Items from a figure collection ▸
------------------------------------

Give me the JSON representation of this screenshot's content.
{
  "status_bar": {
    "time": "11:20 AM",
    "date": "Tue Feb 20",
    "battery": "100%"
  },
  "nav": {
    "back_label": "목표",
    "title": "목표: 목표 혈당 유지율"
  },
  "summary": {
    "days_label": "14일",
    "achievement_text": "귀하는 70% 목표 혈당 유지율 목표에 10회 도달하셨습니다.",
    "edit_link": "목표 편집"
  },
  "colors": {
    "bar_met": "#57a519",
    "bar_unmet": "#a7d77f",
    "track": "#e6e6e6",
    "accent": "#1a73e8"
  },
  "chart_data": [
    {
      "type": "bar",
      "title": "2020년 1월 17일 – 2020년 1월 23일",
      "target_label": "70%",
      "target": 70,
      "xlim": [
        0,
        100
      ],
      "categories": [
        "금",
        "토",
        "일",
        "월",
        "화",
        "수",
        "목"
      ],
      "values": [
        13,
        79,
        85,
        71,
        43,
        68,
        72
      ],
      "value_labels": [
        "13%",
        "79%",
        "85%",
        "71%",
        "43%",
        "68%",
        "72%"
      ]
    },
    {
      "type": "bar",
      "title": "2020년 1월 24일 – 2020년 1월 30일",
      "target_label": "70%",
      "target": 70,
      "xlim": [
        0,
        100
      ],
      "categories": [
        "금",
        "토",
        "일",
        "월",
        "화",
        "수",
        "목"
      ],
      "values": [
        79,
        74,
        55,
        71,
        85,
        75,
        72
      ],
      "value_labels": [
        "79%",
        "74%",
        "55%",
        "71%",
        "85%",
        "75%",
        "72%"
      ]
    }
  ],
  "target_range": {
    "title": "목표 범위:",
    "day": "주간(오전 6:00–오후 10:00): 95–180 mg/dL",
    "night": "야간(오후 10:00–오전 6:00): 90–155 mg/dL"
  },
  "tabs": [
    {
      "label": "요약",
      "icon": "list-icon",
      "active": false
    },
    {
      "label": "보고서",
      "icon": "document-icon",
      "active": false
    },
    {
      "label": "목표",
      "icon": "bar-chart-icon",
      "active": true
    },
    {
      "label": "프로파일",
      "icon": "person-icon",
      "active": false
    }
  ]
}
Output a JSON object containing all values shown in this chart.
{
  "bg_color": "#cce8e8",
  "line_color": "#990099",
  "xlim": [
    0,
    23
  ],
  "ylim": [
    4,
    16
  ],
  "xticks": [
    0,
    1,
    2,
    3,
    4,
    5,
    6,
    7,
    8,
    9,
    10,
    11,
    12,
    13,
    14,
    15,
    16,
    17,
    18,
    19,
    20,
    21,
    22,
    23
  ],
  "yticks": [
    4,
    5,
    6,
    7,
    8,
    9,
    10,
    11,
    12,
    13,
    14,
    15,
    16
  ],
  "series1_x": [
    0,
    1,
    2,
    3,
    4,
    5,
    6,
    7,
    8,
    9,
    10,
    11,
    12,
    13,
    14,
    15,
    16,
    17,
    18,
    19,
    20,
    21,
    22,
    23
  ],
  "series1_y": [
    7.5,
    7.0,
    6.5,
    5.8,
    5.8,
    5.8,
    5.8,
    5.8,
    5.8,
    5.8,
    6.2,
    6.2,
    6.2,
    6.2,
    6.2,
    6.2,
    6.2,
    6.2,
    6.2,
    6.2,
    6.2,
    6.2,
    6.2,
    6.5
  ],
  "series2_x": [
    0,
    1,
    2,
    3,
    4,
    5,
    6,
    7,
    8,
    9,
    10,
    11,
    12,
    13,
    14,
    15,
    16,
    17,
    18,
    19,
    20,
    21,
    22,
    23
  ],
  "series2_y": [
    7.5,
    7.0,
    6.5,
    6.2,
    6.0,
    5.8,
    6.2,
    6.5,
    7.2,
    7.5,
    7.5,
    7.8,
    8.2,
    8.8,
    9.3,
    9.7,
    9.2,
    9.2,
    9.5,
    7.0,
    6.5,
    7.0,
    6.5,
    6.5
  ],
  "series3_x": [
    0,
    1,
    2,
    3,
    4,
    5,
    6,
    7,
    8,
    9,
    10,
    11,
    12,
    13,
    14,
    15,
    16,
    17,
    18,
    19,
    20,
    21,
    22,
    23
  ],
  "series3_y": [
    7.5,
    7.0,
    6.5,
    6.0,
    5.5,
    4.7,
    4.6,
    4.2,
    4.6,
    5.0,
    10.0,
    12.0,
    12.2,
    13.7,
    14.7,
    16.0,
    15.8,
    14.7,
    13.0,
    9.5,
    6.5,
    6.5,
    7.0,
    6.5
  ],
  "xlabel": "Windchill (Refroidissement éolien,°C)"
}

------------------------------------

All of the data above should be transcribed exactly.

TASK OUTPUT ▸
Give me the JSON representation of this screenshot's content.
{
  "status_bar": {
    "time": "11:20 AM",
    "date": "Tue Feb 20",
    "battery": "100%"
  },
  "nav": {
    "back_label": "목표",
    "title": "목표: 목표 혈당 유지율"
  },
  "summary": {
    "days_label": "14일",
    "achievement_text": "귀하는 70% 목표 혈당 유지율 목표에 10회 도달하셨습니다.",
    "edit_link": "목표 편집"
  },
  "colors": {
    "bar_met": "#57a519",
    "bar_unmet": "#a7d77f",
    "track": "#e6e6e6",
    "accent": "#1a73e8"
  },
  "chart_data": [
    {
      "type": "bar",
      "title": "2020년 1월 17일 – 2020년 1월 23일",
      "target_label": "70%",
      "target": 70,
      "xlim": [
        0,
        100
      ],
      "categories": [
        "금",
        "토",
        "일",
        "월",
        "화",
        "수",
        "목"
      ],
      "values": [
        13,
        79,
        85,
        71,
        43,
        68,
        72
      ],
      "value_labels": [
        "13%",
        "79%",
        "85%",
        "71%",
        "43%",
        "68%",
        "72%"
      ]
    },
    {
      "type": "bar",
      "title": "2020년 1월 24일 – 2020년 1월 30일",
      "target_label": "70%",
      "target": 70,
      "xlim": [
        0,
        100
      ],
      "categories": [
        "금",
        "토",
        "일",
        "월",
        "화",
        "수",
        "목"
      ],
      "values": [
        79,
        74,
        55,
        71,
        85,
        75,
        72
      ],
      "value_labels": [
        "79%",
        "74%",
        "55%",
        "71%",
        "85%",
        "75%",
        "72%"
      ]
    }
  ],
  "target_range": {
    "title": "목표 범위:",
    "day": "주간(오전 6:00–오후 10:00): 95–180 mg/dL",
    "night": "야간(오후 10:00–오전 6:00): 90–155 mg/dL"
  },
  "tabs": [
    {
      "label": "요약",
      "icon": "list-icon",
      "active": false
    },
    {
      "label": "보고서",
      "icon": "document-icon",
      "active": false
    },
    {
      "label": "목표",
      "icon": "bar-chart-icon",
      "active": true
    },
    {
      "label": "프로파일",
      "icon": "person-icon",
      "active": false
    }
  ]
}
Output a JSON object containing all values shown in this chart.
{
  "bg_color": "#cce8e8",
  "line_color": "#990099",
  "xlim": [
    0,
    23
  ],
  "ylim": [
    4,
    16
  ],
  "xticks": [
    0,
    1,
    2,
    3,
    4,
    5,
    6,
    7,
    8,
    9,
    10,
    11,
    12,
    13,
    14,
    15,
    16,
    17,
    18,
    19,
    20,
    21,
    22,
    23
  ],
  "yticks": [
    4,
    5,
    6,
    7,
    8,
    9,
    10,
    11,
    12,
    13,
    14,
    15,
    16
  ],
  "series1_x": [
    0,
    1,
    2,
    3,
    4,
    5,
    6,
    7,
    8,
    9,
    10,
    11,
    12,
    13,
    14,
    15,
    16,
    17,
    18,
    19,
    20,
    21,
    22,
    23
  ],
  "series1_y": [
    7.5,
    7.0,
    6.5,
    5.8,
    5.8,
    5.8,
    5.8,
    5.8,
    5.8,
    5.8,
    6.2,
    6.2,
    6.2,
    6.2,
    6.2,
    6.2,
    6.2,
    6.2,
    6.2,
    6.2,
    6.2,
    6.2,
    6.2,
    6.5
  ],
  "series2_x": [
    0,
    1,
    2,
    3,
    4,
    5,
    6,
    7,
    8,
    9,
    10,
    11,
    12,
    13,
    14,
    15,
    16,
    17,
    18,
    19,
    20,
    21,
    22,
    23
  ],
  "series2_y": [
    7.5,
    7.0,
    6.5,
    6.2,
    6.0,
    5.8,
    6.2,
    6.5,
    7.2,
    7.5,
    7.5,
    7.8,
    8.2,
    8.8,
    9.3,
    9.7,
    9.2,
    9.2,
    9.5,
    7.0,
    6.5,
    7.0,
    6.5,
    6.5
  ],
  "series3_x": [
    0,
    1,
    2,
    3,
    4,
    5,
    6,
    7,
    8,
    9,
    10,
    11,
    12,
    13,
    14,
    15,
    16,
    17,
    18,
    19,
    20,
    21,
    22,
    23
  ],
  "series3_y": [
    7.5,
    7.0,
    6.5,
    6.0,
    5.5,
    4.7,
    4.6,
    4.2,
    4.6,
    5.0,
    10.0,
    12.0,
    12.2,
    13.7,
    14.7,
    16.0,
    15.8,
    14.7,
    13.0,
    9.5,
    6.5,
    6.5,
    7.0,
    6.5
  ],
  "xlabel": "Windchill (Refroidissement éolien,°C)"
}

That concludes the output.